SHORT TASK
From the listing below, return each line that includes "MASCHILE".

====== SOURCE RECORDS

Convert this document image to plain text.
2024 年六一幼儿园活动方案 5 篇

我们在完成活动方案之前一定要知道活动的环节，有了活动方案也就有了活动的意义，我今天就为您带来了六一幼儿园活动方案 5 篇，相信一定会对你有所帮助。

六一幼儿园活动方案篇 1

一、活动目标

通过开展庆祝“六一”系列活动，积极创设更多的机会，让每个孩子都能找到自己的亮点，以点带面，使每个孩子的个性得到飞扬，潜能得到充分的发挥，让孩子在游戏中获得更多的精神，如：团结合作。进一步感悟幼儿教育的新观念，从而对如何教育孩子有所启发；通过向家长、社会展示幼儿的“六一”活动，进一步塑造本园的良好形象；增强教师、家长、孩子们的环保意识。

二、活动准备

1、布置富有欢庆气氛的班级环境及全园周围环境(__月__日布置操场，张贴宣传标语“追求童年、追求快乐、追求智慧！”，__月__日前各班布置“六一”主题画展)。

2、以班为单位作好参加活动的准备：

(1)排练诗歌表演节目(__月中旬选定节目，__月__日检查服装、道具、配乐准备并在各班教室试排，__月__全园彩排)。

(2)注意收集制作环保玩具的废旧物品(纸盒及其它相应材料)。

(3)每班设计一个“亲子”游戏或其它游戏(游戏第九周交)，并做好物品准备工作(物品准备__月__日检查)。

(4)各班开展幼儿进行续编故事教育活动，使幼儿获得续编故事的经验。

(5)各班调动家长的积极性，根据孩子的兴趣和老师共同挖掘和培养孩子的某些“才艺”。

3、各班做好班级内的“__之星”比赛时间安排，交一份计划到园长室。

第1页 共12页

============
====== SOURCE RECORDS

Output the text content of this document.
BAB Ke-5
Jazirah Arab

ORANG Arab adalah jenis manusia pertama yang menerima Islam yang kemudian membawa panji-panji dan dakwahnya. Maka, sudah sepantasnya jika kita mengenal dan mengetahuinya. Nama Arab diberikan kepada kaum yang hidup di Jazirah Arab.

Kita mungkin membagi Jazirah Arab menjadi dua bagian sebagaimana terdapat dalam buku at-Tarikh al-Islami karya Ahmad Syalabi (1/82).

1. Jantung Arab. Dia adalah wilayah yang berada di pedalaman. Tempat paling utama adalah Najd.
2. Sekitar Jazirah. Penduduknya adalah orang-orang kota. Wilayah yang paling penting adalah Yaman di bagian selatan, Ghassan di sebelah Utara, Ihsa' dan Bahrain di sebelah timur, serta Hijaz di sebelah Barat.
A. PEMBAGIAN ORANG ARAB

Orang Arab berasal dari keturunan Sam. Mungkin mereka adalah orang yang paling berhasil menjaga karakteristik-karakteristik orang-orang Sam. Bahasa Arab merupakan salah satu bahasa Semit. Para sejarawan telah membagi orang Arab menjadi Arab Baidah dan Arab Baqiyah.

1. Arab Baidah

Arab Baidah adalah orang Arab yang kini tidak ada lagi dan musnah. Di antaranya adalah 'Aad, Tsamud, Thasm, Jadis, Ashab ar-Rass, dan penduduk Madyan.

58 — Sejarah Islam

============
====== SOURCE RECORDS

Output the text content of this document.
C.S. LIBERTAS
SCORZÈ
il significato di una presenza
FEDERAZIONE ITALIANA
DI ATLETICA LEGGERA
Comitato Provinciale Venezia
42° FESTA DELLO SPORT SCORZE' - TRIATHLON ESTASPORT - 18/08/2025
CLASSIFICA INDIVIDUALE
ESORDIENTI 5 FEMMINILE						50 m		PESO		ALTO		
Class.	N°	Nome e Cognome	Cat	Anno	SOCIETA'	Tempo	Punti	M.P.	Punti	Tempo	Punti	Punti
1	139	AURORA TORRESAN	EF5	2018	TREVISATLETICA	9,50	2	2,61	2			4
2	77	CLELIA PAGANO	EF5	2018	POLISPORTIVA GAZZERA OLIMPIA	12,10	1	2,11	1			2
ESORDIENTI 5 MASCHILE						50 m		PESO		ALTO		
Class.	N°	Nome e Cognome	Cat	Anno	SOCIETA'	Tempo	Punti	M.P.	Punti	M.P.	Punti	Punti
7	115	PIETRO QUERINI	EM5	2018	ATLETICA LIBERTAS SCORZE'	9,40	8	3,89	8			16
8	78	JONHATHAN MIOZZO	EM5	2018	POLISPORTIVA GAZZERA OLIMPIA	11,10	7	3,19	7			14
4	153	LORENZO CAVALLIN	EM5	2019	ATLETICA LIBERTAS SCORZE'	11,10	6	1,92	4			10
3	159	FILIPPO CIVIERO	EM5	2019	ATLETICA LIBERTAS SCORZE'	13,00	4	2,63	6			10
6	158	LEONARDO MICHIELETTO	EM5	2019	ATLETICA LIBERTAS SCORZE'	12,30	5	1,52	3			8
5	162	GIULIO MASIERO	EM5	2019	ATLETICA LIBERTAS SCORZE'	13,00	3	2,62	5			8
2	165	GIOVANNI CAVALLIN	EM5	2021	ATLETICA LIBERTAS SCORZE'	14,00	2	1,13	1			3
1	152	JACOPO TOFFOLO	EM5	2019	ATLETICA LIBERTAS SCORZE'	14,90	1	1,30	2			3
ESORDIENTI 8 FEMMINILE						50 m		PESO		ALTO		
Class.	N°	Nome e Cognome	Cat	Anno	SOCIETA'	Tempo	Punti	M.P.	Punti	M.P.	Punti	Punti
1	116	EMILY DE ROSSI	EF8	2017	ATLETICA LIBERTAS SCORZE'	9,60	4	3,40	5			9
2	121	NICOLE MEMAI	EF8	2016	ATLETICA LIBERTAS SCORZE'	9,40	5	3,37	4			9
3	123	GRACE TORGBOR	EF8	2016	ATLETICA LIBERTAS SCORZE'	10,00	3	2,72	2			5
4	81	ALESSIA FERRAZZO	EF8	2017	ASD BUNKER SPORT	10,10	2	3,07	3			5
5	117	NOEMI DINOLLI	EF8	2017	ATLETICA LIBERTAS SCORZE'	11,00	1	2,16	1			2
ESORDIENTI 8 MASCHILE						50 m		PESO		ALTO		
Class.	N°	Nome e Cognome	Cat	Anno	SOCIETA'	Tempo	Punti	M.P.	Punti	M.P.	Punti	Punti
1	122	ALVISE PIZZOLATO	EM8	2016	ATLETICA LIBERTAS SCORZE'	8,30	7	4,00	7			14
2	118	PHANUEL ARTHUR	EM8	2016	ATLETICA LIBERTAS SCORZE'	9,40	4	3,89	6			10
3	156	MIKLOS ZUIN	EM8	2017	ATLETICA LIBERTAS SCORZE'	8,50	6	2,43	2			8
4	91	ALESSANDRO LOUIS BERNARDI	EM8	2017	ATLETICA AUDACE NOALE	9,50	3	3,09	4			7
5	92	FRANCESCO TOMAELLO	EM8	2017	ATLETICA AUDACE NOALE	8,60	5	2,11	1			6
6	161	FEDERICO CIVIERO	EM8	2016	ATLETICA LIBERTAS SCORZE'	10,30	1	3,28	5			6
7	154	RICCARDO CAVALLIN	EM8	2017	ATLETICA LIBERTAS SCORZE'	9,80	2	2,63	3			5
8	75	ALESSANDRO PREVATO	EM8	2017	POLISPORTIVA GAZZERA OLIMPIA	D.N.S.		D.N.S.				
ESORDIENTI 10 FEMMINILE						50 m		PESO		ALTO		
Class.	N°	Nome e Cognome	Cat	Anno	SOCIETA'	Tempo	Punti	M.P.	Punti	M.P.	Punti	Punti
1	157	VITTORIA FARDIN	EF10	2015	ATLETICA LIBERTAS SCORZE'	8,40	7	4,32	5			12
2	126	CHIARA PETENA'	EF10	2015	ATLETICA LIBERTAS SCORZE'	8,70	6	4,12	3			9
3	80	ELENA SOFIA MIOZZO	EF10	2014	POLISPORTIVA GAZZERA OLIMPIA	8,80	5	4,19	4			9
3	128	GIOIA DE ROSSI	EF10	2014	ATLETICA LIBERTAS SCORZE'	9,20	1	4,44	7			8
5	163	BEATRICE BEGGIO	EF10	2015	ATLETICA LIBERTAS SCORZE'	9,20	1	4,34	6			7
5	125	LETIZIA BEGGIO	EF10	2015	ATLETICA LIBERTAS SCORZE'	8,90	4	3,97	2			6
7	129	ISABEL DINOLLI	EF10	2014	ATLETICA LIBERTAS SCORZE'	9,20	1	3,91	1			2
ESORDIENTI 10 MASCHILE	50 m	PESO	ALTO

============

EXERCISE OUTPUT
ESORDIENTI 5 MASCHILE						50 m		PESO		ALTO		
ESORDIENTI 8 MASCHILE						50 m		PESO		ALTO		
ESORDIENTI 10 MASCHILE	50 m	PESO	ALTO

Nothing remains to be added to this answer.